-- START OF Data for the task --
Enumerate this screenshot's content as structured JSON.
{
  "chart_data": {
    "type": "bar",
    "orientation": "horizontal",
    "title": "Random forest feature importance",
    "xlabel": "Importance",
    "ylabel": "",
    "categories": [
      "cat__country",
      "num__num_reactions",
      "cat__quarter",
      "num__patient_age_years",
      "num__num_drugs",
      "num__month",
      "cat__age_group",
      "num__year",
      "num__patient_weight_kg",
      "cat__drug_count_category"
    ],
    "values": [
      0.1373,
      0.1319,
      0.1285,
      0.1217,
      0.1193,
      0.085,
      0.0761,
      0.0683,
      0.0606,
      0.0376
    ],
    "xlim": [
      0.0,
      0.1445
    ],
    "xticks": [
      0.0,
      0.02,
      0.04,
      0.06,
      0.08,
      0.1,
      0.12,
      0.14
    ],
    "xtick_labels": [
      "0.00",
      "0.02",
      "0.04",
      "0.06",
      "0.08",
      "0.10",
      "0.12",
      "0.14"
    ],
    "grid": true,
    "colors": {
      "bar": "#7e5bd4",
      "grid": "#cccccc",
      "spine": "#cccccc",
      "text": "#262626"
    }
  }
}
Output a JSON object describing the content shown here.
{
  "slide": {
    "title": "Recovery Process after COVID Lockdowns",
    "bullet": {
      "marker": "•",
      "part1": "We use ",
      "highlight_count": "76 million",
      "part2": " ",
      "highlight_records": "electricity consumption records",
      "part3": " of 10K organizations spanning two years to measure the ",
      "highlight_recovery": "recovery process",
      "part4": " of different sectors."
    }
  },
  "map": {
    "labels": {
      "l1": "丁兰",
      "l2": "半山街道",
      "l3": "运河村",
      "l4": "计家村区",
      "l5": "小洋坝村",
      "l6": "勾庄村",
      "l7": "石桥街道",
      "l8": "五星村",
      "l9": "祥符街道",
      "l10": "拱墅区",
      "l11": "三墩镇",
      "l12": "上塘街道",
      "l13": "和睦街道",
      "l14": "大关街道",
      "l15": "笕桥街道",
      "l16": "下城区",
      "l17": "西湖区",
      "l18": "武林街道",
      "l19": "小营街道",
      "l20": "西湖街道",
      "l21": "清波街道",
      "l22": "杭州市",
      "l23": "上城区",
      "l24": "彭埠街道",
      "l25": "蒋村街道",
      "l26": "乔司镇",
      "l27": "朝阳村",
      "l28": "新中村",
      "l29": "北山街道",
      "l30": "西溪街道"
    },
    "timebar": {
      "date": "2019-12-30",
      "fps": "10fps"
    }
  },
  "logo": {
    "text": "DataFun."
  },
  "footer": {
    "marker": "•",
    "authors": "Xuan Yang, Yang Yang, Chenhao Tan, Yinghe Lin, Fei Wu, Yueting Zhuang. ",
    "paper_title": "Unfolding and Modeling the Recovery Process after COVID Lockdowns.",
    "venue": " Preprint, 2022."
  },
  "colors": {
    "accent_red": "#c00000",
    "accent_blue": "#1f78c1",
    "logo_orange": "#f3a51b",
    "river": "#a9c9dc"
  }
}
-- END OF Data for the task --
* **Requirement**
Each record must be returned exactly as it is written.

* **Response below**
Enumerate this screenshot's content as structured JSON.
{
  "chart_data": {
    "type": "bar",
    "orientation": "horizontal",
    "title": "Random forest feature importance",
    "xlabel": "Importance",
    "ylabel": "",
    "categories": [
      "cat__country",
      "num__num_reactions",
      "cat__quarter",
      "num__patient_age_years",
      "num__num_drugs",
      "num__month",
      "cat__age_group",
      "num__year",
      "num__patient_weight_kg",
      "cat__drug_count_category"
    ],
    "values": [
      0.1373,
      0.1319,
      0.1285,
      0.1217,
      0.1193,
      0.085,
      0.0761,
      0.0683,
      0.0606,
      0.0376
    ],
    "xlim": [
      0.0,
      0.1445
    ],
    "xticks": [
      0.0,
      0.02,
      0.04,
      0.06,
      0.08,
      0.1,
      0.12,
      0.14
    ],
    "xtick_labels": [
      "0.00",
      "0.02",
      "0.04",
      "0.06",
      "0.08",
      "0.10",
      "0.12",
      "0.14"
    ],
    "grid": true,
    "colors": {
      "bar": "#7e5bd4",
      "grid": "#cccccc",
      "spine": "#cccccc",
      "text": "#262626"
    }
  }
}
Output a JSON object describing the content shown here.
{
  "slide": {
    "title": "Recovery Process after COVID Lockdowns",
    "bullet": {
      "marker": "•",
      "part1": "We use ",
      "highlight_count": "76 million",
      "part2": " ",
      "highlight_records": "electricity consumption records",
      "part3": " of 10K organizations spanning two years to measure the ",
      "highlight_recovery": "recovery process",
      "part4": " of different sectors."
    }
  },
  "map": {
    "labels": {
      "l1": "丁兰",
      "l2": "半山街道",
      "l3": "运河村",
      "l4": "计家村区",
      "l5": "小洋坝村",
      "l6": "勾庄村",
      "l7": "石桥街道",
      "l8": "五星村",
      "l9": "祥符街道",
      "l10": "拱墅区",
      "l11": "三墩镇",
      "l12": "上塘街道",
      "l13": "和睦街道",
      "l14": "大关街道",
      "l15": "笕桥街道",
      "l16": "下城区",
      "l17": "西湖区",
      "l18": "武林街道",
      "l19": "小营街道",
      "l20": "西湖街道",
      "l21": "清波街道",
      "l22": "杭州市",
      "l23": "上城区",
      "l24": "彭埠街道",
      "l25": "蒋村街道",
      "l26": "乔司镇",
      "l27": "朝阳村",
      "l28": "新中村",
      "l29": "北山街道",
      "l30": "西溪街道"
    },
    "timebar": {
      "date": "2019-12-30",
      "fps": "10fps"
    }
  },
  "logo": {
    "text": "DataFun."
  },
  "footer": {
    "marker": "•",
    "authors": "Xuan Yang, Yang Yang, Chenhao Tan, Yinghe Lin, Fei Wu, Yueting Zhuang. ",
    "paper_title": "Unfolding and Modeling the Recovery Process after COVID Lockdowns.",
    "venue": " Preprint, 2022."
  },
  "colors": {
    "accent_red": "#c00000",
    "accent_blue": "#1f78c1",
    "logo_orange": "#f3a51b",
    "river": "#a9c9dc"
  }
}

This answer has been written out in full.